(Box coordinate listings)

-- BEGIN --

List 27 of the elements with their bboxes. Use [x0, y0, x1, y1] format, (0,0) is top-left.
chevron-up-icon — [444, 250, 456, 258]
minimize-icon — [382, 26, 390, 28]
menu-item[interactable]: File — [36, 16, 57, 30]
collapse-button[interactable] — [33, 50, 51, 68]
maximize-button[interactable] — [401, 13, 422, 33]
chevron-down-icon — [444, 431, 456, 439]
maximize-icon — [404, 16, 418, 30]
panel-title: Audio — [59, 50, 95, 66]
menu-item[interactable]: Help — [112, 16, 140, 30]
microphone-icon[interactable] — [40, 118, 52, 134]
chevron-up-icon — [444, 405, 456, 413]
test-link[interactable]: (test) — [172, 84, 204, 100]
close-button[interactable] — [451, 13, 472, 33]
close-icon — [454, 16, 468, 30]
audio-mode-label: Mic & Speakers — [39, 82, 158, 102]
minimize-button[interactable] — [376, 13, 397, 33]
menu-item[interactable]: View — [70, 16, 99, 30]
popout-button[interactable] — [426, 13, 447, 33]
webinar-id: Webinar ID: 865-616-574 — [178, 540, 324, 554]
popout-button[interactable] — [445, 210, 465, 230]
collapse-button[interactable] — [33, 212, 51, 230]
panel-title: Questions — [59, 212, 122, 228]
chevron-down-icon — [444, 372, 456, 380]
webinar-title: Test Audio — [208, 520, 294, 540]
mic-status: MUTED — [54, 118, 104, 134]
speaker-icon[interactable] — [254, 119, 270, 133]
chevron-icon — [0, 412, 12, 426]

-- END --

Task to complete:
Swap every "collapse-button" in the material for "toggle-button" and reproduce all the lines with nothing else altered.

Complete answer:
List 27 of the elements with their bboxes. Use [x0, y0, x1, y1] format, (0,0) is top-left.
chevron-up-icon — [444, 250, 456, 258]
minimize-icon — [382, 26, 390, 28]
menu-item[interactable]: File — [36, 16, 57, 30]
toggle-button[interactable] — [33, 50, 51, 68]
maximize-button[interactable] — [401, 13, 422, 33]
chevron-down-icon — [444, 431, 456, 439]
maximize-icon — [404, 16, 418, 30]
panel-title: Audio — [59, 50, 95, 66]
menu-item[interactable]: Help — [112, 16, 140, 30]
microphone-icon[interactable] — [40, 118, 52, 134]
chevron-up-icon — [444, 405, 456, 413]
test-link[interactable]: (test) — [172, 84, 204, 100]
close-button[interactable] — [451, 13, 472, 33]
close-icon — [454, 16, 468, 30]
audio-mode-label: Mic & Speakers — [39, 82, 158, 102]
minimize-button[interactable] — [376, 13, 397, 33]
menu-item[interactable]: View — [70, 16, 99, 30]
popout-button[interactable] — [426, 13, 447, 33]
webinar-id: Webinar ID: 865-616-574 — [178, 540, 324, 554]
popout-button[interactable] — [445, 210, 465, 230]
toggle-button[interactable] — [33, 212, 51, 230]
panel-title: Questions — [59, 212, 122, 228]
chevron-down-icon — [444, 372, 456, 380]
webinar-title: Test Audio — [208, 520, 294, 540]
mic-status: MUTED — [54, 118, 104, 134]
speaker-icon[interactable] — [254, 119, 270, 133]
chevron-icon — [0, 412, 12, 426]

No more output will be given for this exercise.